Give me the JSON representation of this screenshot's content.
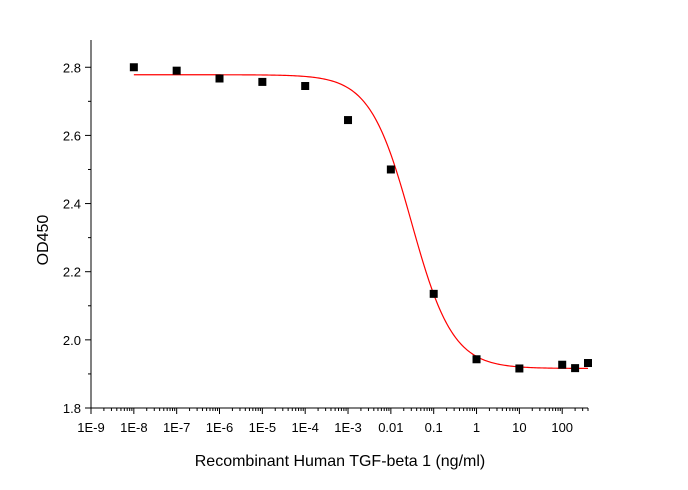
{
  "chart_data": {
    "type": "scatter",
    "title": "",
    "xlabel": "Recombinant Human TGF-beta 1 (ng/ml)",
    "ylabel": "OD450",
    "x_scale": "log",
    "xlim": [
      1e-09,
      400
    ],
    "ylim": [
      1.8,
      2.88
    ],
    "x_ticks": [
      {
        "value": 1e-09,
        "label": "1E-9"
      },
      {
        "value": 1e-08,
        "label": "1E-8"
      },
      {
        "value": 1e-07,
        "label": "1E-7"
      },
      {
        "value": 1e-06,
        "label": "1E-6"
      },
      {
        "value": 1e-05,
        "label": "1E-5"
      },
      {
        "value": 0.0001,
        "label": "1E-4"
      },
      {
        "value": 0.001,
        "label": "1E-3"
      },
      {
        "value": 0.01,
        "label": "0.01"
      },
      {
        "value": 0.1,
        "label": "0.1"
      },
      {
        "value": 1,
        "label": "1"
      },
      {
        "value": 10,
        "label": "10"
      },
      {
        "value": 100,
        "label": "100"
      }
    ],
    "y_ticks": [
      {
        "value": 1.8,
        "label": "1.8"
      },
      {
        "value": 2.0,
        "label": "2.0"
      },
      {
        "value": 2.2,
        "label": "2.2"
      },
      {
        "value": 2.4,
        "label": "2.4"
      },
      {
        "value": 2.6,
        "label": "2.6"
      },
      {
        "value": 2.8,
        "label": "2.8"
      }
    ],
    "series": [
      {
        "kind": "points",
        "marker": "square",
        "color": "#000000",
        "points": [
          {
            "x": 1e-08,
            "y": 2.8
          },
          {
            "x": 1e-07,
            "y": 2.79
          },
          {
            "x": 1e-06,
            "y": 2.767
          },
          {
            "x": 1e-05,
            "y": 2.757
          },
          {
            "x": 0.0001,
            "y": 2.745
          },
          {
            "x": 0.001,
            "y": 2.645
          },
          {
            "x": 0.01,
            "y": 2.5
          },
          {
            "x": 0.1,
            "y": 2.135
          },
          {
            "x": 1,
            "y": 1.943
          },
          {
            "x": 10,
            "y": 1.916
          },
          {
            "x": 100,
            "y": 1.927
          },
          {
            "x": 200,
            "y": 1.917
          },
          {
            "x": 400,
            "y": 1.932
          }
        ]
      },
      {
        "kind": "fit",
        "model": "4PL",
        "color": "#ff0000",
        "top": 2.778,
        "bottom": 1.916,
        "ec50": 0.03,
        "hill": 0.9,
        "x_range": [
          1e-08,
          400
        ]
      }
    ],
    "grid": false,
    "legend": "none"
  }
}
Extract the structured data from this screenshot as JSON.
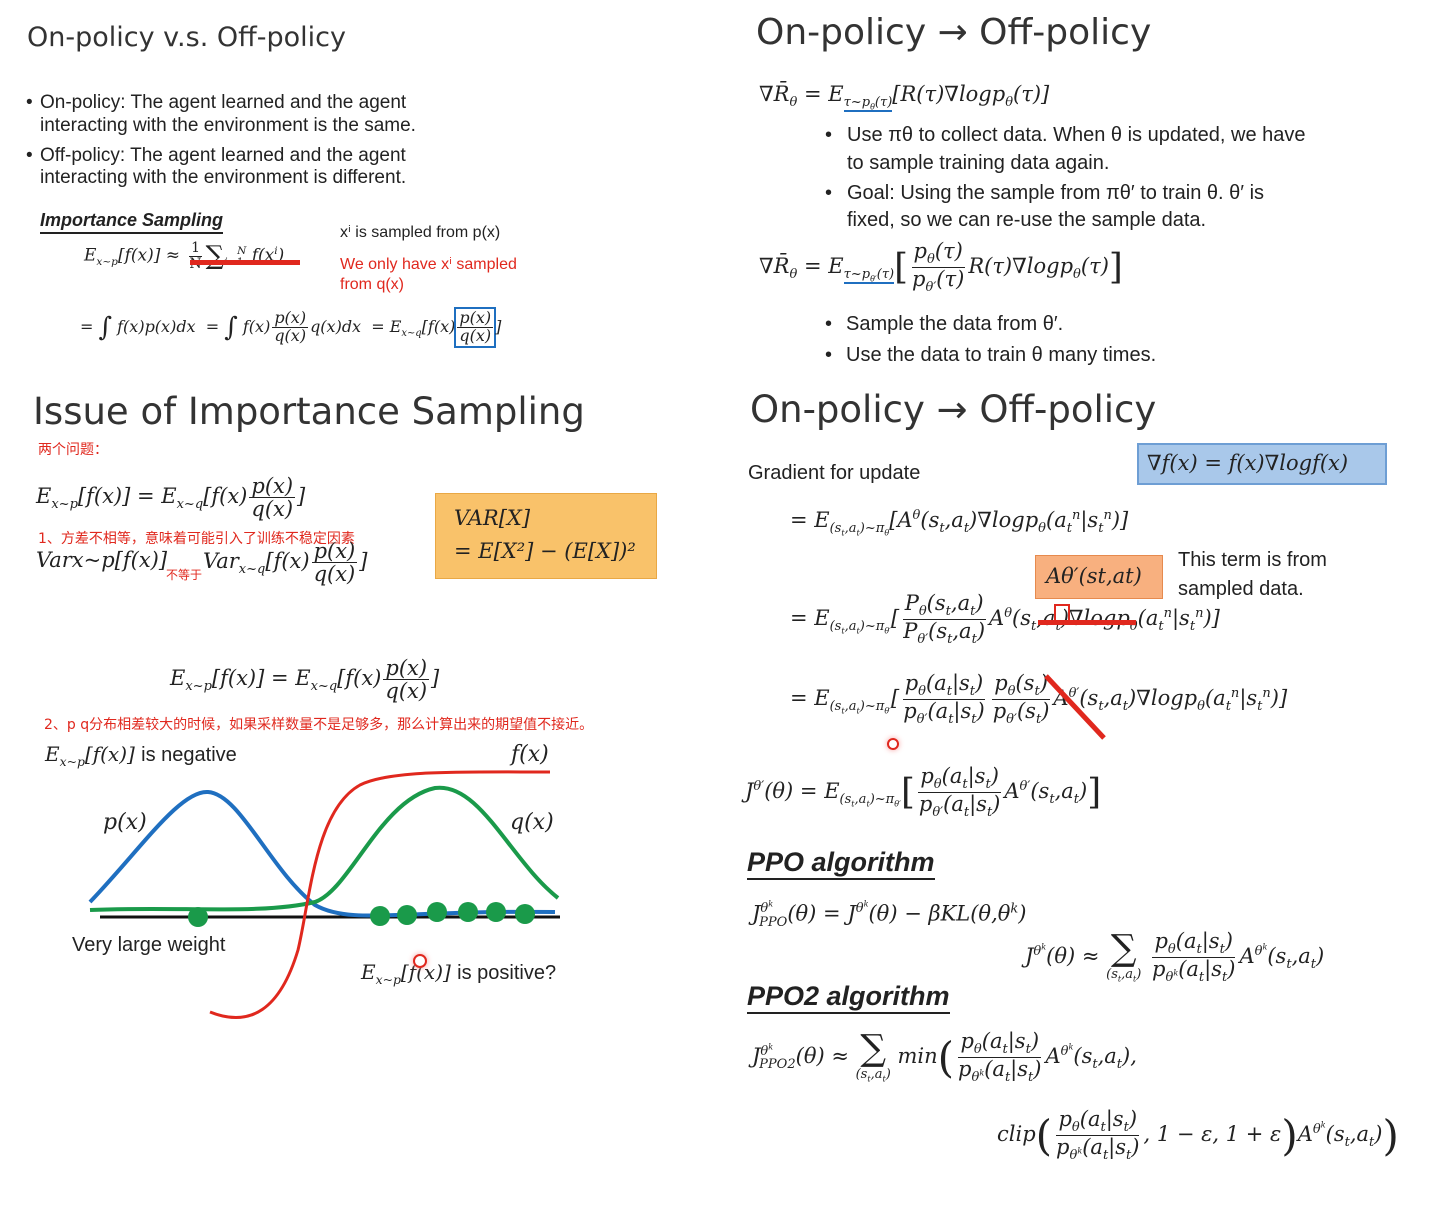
{
  "p1": {
    "title": "On-policy v.s. Off-policy",
    "bullets": [
      "On-policy: The agent learned and the agent",
      "interacting with the environment is the same.",
      "Off-policy: The agent learned and the agent",
      "interacting with the environment is different."
    ],
    "is_heading": "Importance Sampling",
    "note1": "xⁱ is sampled from p(x)",
    "note2a": "We only have xⁱ sampled",
    "note2b": "from q(x)",
    "eq1": "Ex~p[f(x)] ≈ (1/N) Σi=1..N f(xⁱ)",
    "eq2": "= ∫ f(x)p(x)dx = ∫ f(x) p(x)/q(x) q(x)dx = Ex~q[f(x) p(x)/q(x)]"
  },
  "p2": {
    "title": "Issue of Importance Sampling",
    "cn_heading": "两个问题：",
    "eq_a": "Ex~p[f(x)] = Ex~q[f(x) p(x)/q(x)]",
    "cn_1": "1、方差不相等，意味着可能引入了训练不稳定因素",
    "eq_b": "Varx~p[f(x)]",
    "not_equal": "不等于",
    "eq_b2": "Varx~q[f(x) p(x)/q(x)]",
    "var_box_1": "VAR[X]",
    "var_box_2": "= E[X²] − (E[X])²",
    "cn_2": "2、p q分布相差较大的时候，如果采样数量不是足够多，那么计算出来的期望值不接近。",
    "neg_label": "Ex~p[f(x)] is negative",
    "fx_label": "f(x)",
    "px_label": "p(x)",
    "qx_label": "q(x)",
    "weight_label": "Very large weight",
    "pos_label": "Ex~p[f(x)] is positive?"
  },
  "p3": {
    "title": "On-policy → Off-policy",
    "grad1": "∇R̄θ = Eτ~pθ(τ)[R(τ)∇logpθ(τ)]",
    "b1a": "Use πθ to collect data. When θ is updated, we have",
    "b1b": "to sample training data again.",
    "b2a": "Goal: Using the sample from πθ′ to train θ. θ′ is",
    "b2b": "fixed, so we can re-use the sample data.",
    "grad2": "∇R̄θ = Eτ~pθ′(τ)[pθ(τ)/pθ′(τ) R(τ)∇logpθ(τ)]",
    "b3": "Sample the data from θ′.",
    "b4": "Use the data to train θ many times."
  },
  "p4": {
    "title": "On-policy → Off-policy",
    "gradient_label": "Gradient for update",
    "identity": "∇f(x) = f(x)∇logf(x)",
    "line1": "= E(st,at)~πθ[Aθ(st,at)∇logpθ(atⁿ|stⁿ)]",
    "adv_box": "Aθ′(st,at)",
    "term_note_a": "This term is from",
    "term_note_b": "sampled data.",
    "line2": "= E(st,at)~πθ′[Pθ(st,at)/Pθ′(st,at) Aθ(st,at)∇logpθ(atⁿ|stⁿ)]",
    "line3": "= E(st,at)~πθ′[pθ(at|st)/pθ′(at|st) pθ(st)/pθ′(st) Aθ′(st,at)∇logpθ(atⁿ|stⁿ)]",
    "objective": "Jθ′(θ) = E(st,at)~πθ′[pθ(at|st)/pθ′(at|st) Aθ′(st,at)]",
    "ppo_heading": "PPO algorithm",
    "ppo_eq1": "JθkPPO(θ) = Jθk(θ) − βKL(θ,θk)",
    "ppo_eq2": "Jθk(θ) ≈ Σ(st,at) pθ(at|st)/pθk(at|st) Aθk(st,at)",
    "ppo2_heading": "PPO2 algorithm",
    "ppo2_eq": "JθkPPO2(θ) ≈ Σ(st,at) min( pθ(at|st)/pθk(at|st) Aθk(st,at), clip( pθ(at|st)/pθk(at|st), 1−ε, 1+ε) Aθk(st,at) )"
  },
  "colors": {
    "red": "#e0281e",
    "blue": "#1f6fc0",
    "green": "#1a9a4a",
    "orange_box": "#f9c26a",
    "blue_box": "#a9c8ea"
  }
}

______

# [STATED TASK]
Find each line holding the word "interacting" and copy it.

# [SOLUTION FOR THIS EXERCISE]
      "interacting with the environment is the same.",
      "interacting with the environment is different."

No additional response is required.